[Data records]
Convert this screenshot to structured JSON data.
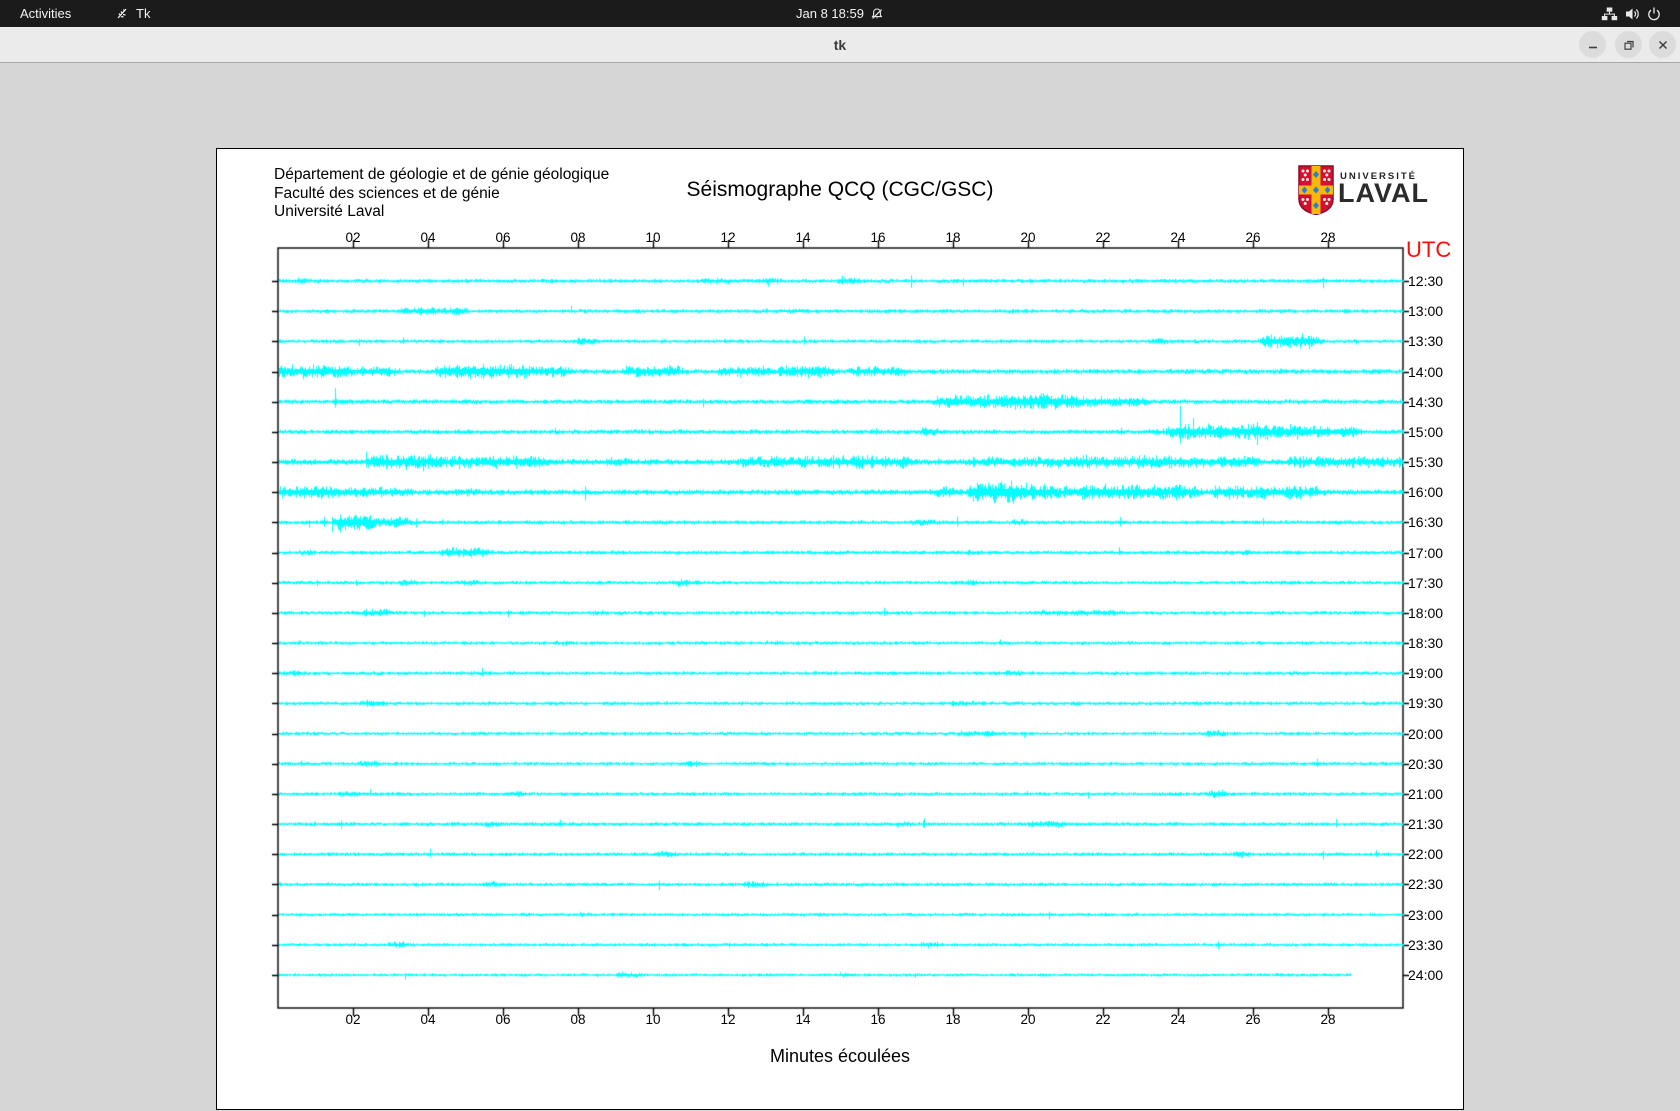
{
  "topbar": {
    "activities_label": "Activities",
    "app_name": "Tk",
    "clock": "Jan 8  18:59"
  },
  "titlebar": {
    "title": "tk"
  },
  "seismograph": {
    "header_lines": [
      "Département de géologie et de génie géologique",
      "Faculté des sciences et de génie",
      "Université Laval"
    ],
    "title": "Séismographe QCQ (CGC/GSC)",
    "utc_label": "UTC",
    "xlabel": "Minutes écoulées",
    "logo": {
      "line1": "UNIVERSITÉ",
      "line2": "LAVAL"
    },
    "colors": {
      "trace": "#00ffff",
      "utc_label": "#fb0d07",
      "axis": "#000000",
      "logo_red": "#d21034",
      "logo_gold": "#f5b80c",
      "logo_blue": "#2a7fd4"
    },
    "chart_data": {
      "type": "seismogram",
      "x_ticks": [
        "02",
        "04",
        "06",
        "08",
        "10",
        "12",
        "14",
        "16",
        "18",
        "20",
        "22",
        "24",
        "26",
        "28"
      ],
      "x_range_minutes": [
        0,
        30
      ],
      "rows": [
        {
          "time": "12:30",
          "base": 2.1,
          "bursts": [
            [
              0.5,
              0.7,
              3.5
            ],
            [
              11.3,
              12.0,
              4
            ],
            [
              12.8,
              13.3,
              3.5
            ],
            [
              15.0,
              15.4,
              4
            ]
          ]
        },
        {
          "time": "13:00",
          "base": 2.1,
          "bursts": [
            [
              3.3,
              4.2,
              5
            ],
            [
              4.4,
              4.9,
              4.5
            ],
            [
              13.6,
              14.0,
              3.5
            ]
          ]
        },
        {
          "time": "13:30",
          "base": 2.0,
          "bursts": [
            [
              8.0,
              8.3,
              4.5
            ],
            [
              23.3,
              23.6,
              4
            ],
            [
              26.3,
              27.5,
              8.5
            ]
          ]
        },
        {
          "time": "14:00",
          "base": 2.6,
          "bursts": [
            [
              0,
              1.8,
              8
            ],
            [
              2.2,
              3.0,
              6
            ],
            [
              4.3,
              6.6,
              8.5
            ],
            [
              6.8,
              7.6,
              7
            ],
            [
              9.3,
              10.6,
              7.5
            ],
            [
              11.8,
              13.0,
              6.5
            ],
            [
              13.4,
              14.6,
              7.5
            ],
            [
              15.3,
              16.6,
              6
            ]
          ]
        },
        {
          "time": "14:30",
          "base": 2.4,
          "bursts": [
            [
              1.5,
              1.8,
              4.5
            ],
            [
              17.6,
              19.4,
              8
            ],
            [
              19.5,
              21.2,
              9.5
            ],
            [
              21.4,
              23.0,
              6
            ]
          ]
        },
        {
          "time": "15:00",
          "base": 2.4,
          "bursts": [
            [
              17.2,
              17.5,
              5.5
            ],
            [
              23.3,
              23.6,
              4
            ],
            [
              23.8,
              27.2,
              9
            ],
            [
              27.3,
              28.6,
              7
            ]
          ]
        },
        {
          "time": "15:30",
          "base": 3.2,
          "bursts": [
            [
              2.4,
              4.4,
              8
            ],
            [
              4.6,
              7.0,
              7.5
            ],
            [
              8.8,
              9.3,
              6
            ],
            [
              12.4,
              14.2,
              7
            ],
            [
              14.4,
              16.8,
              7.5
            ],
            [
              18.4,
              20.8,
              6.5
            ],
            [
              21.0,
              24.2,
              7.5
            ],
            [
              24.4,
              26.0,
              6.5
            ],
            [
              27.0,
              29.9,
              6.5
            ]
          ]
        },
        {
          "time": "16:00",
          "base": 2.8,
          "bursts": [
            [
              0,
              1.6,
              7.5
            ],
            [
              1.8,
              3.4,
              6.5
            ],
            [
              4.8,
              5.2,
              5
            ],
            [
              17.6,
              18.0,
              6.5
            ],
            [
              18.5,
              19.6,
              13
            ],
            [
              19.7,
              20.6,
              10
            ],
            [
              21.0,
              24.4,
              8.5
            ],
            [
              25.0,
              27.6,
              8
            ]
          ]
        },
        {
          "time": "16:30",
          "base": 2.1,
          "bursts": [
            [
              1.6,
              2.4,
              10.5
            ],
            [
              2.5,
              3.3,
              7
            ],
            [
              17.0,
              17.4,
              4.5
            ],
            [
              19.6,
              19.9,
              4
            ]
          ]
        },
        {
          "time": "17:00",
          "base": 2.1,
          "bursts": [
            [
              0.6,
              0.9,
              3.5
            ],
            [
              4.4,
              5.4,
              6.5
            ],
            [
              8.9,
              9.2,
              3.5
            ],
            [
              18.4,
              18.7,
              3.5
            ],
            [
              25.7,
              26.0,
              3.5
            ]
          ]
        },
        {
          "time": "17:30",
          "base": 2.0,
          "bursts": [
            [
              3.3,
              3.6,
              4
            ],
            [
              4.9,
              5.2,
              4
            ],
            [
              10.6,
              11.0,
              4.5
            ],
            [
              18.4,
              18.7,
              3.5
            ]
          ]
        },
        {
          "time": "18:00",
          "base": 2.0,
          "bursts": [
            [
              2.3,
              2.8,
              5
            ],
            [
              8.4,
              8.7,
              3
            ],
            [
              20.4,
              21.0,
              4
            ],
            [
              21.2,
              22.3,
              3.8
            ]
          ]
        },
        {
          "time": "18:30",
          "base": 1.9,
          "bursts": [
            [
              7.4,
              7.8,
              3.2
            ],
            [
              13.0,
              13.3,
              3
            ]
          ]
        },
        {
          "time": "19:00",
          "base": 2.0,
          "bursts": [
            [
              0.2,
              0.5,
              3.8
            ],
            [
              19.4,
              19.8,
              3.8
            ]
          ]
        },
        {
          "time": "19:30",
          "base": 2.0,
          "bursts": [
            [
              2.3,
              2.7,
              4.5
            ],
            [
              18.0,
              18.4,
              3.8
            ]
          ]
        },
        {
          "time": "20:00",
          "base": 1.9,
          "bursts": [
            [
              18.2,
              19.0,
              4.2
            ],
            [
              24.8,
              25.1,
              4.2
            ]
          ]
        },
        {
          "time": "20:30",
          "base": 1.9,
          "bursts": [
            [
              2.2,
              2.5,
              3.8
            ],
            [
              10.8,
              11.1,
              3.8
            ]
          ]
        },
        {
          "time": "21:00",
          "base": 1.9,
          "bursts": [
            [
              1.7,
              2.0,
              3.8
            ],
            [
              6.1,
              6.4,
              3.8
            ],
            [
              24.9,
              25.2,
              4.5
            ]
          ]
        },
        {
          "time": "21:30",
          "base": 2.0,
          "bursts": [
            [
              5.6,
              5.9,
              3.8
            ],
            [
              16.5,
              16.8,
              3.8
            ],
            [
              20.0,
              20.9,
              4
            ]
          ]
        },
        {
          "time": "22:00",
          "base": 1.9,
          "bursts": [
            [
              10.1,
              10.4,
              4.5
            ],
            [
              25.5,
              25.8,
              3.8
            ]
          ]
        },
        {
          "time": "22:30",
          "base": 1.9,
          "bursts": [
            [
              5.5,
              5.8,
              3.8
            ],
            [
              12.5,
              12.8,
              4.5
            ]
          ]
        },
        {
          "time": "23:00",
          "base": 1.8,
          "bursts": [
            [
              7.9,
              8.2,
              3.2
            ]
          ]
        },
        {
          "time": "23:30",
          "base": 1.8,
          "bursts": [
            [
              3.0,
              3.3,
              4.2
            ],
            [
              17.2,
              17.5,
              3.8
            ]
          ]
        },
        {
          "time": "24:00",
          "base": 1.7,
          "end_min": 28.6,
          "bursts": [
            [
              9.1,
              9.4,
              3.8
            ],
            [
              15.0,
              15.3,
              3.2
            ]
          ]
        }
      ]
    }
  }
}
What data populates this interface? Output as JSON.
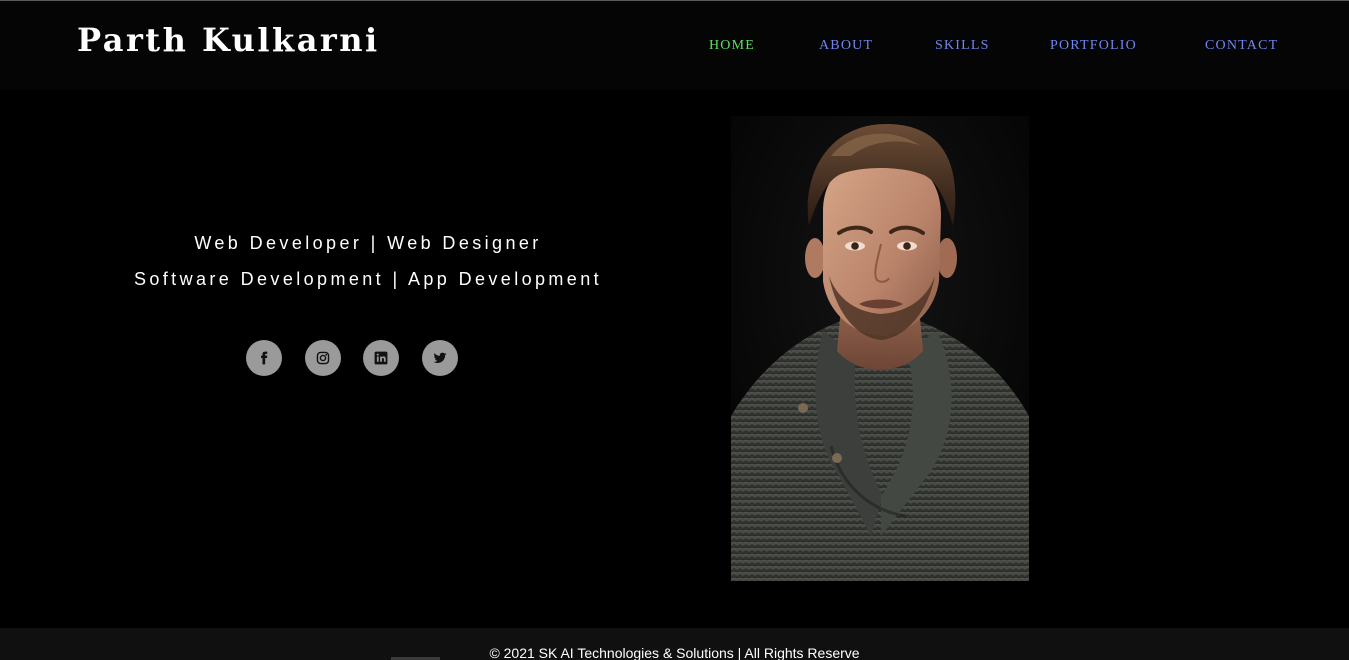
{
  "header": {
    "brand": "Parth Kulkarni",
    "nav": [
      "HOME",
      "ABOUT",
      "SKILLS",
      "PORTFOLIO",
      "CONTACT"
    ],
    "active_index": 0
  },
  "hero": {
    "line1": "Web Developer | Web Designer",
    "line2": "Software Development | App Development",
    "social_icons": [
      "facebook-icon",
      "instagram-icon",
      "linkedin-icon",
      "twitter-icon"
    ]
  },
  "footer": {
    "text": "© 2021 SK AI Technologies & Solutions | All Rights Reserve"
  },
  "colors": {
    "background": "#000000",
    "nav_link": "#6e86f2",
    "nav_active": "#59e35e",
    "social_bg": "#9a9a9a",
    "footer_bg": "#101010"
  }
}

=== WORK REQUIRED ===
Report the number of lines that contain "JSON", with no other words.

=== EXERCISE OUTPUT ===
2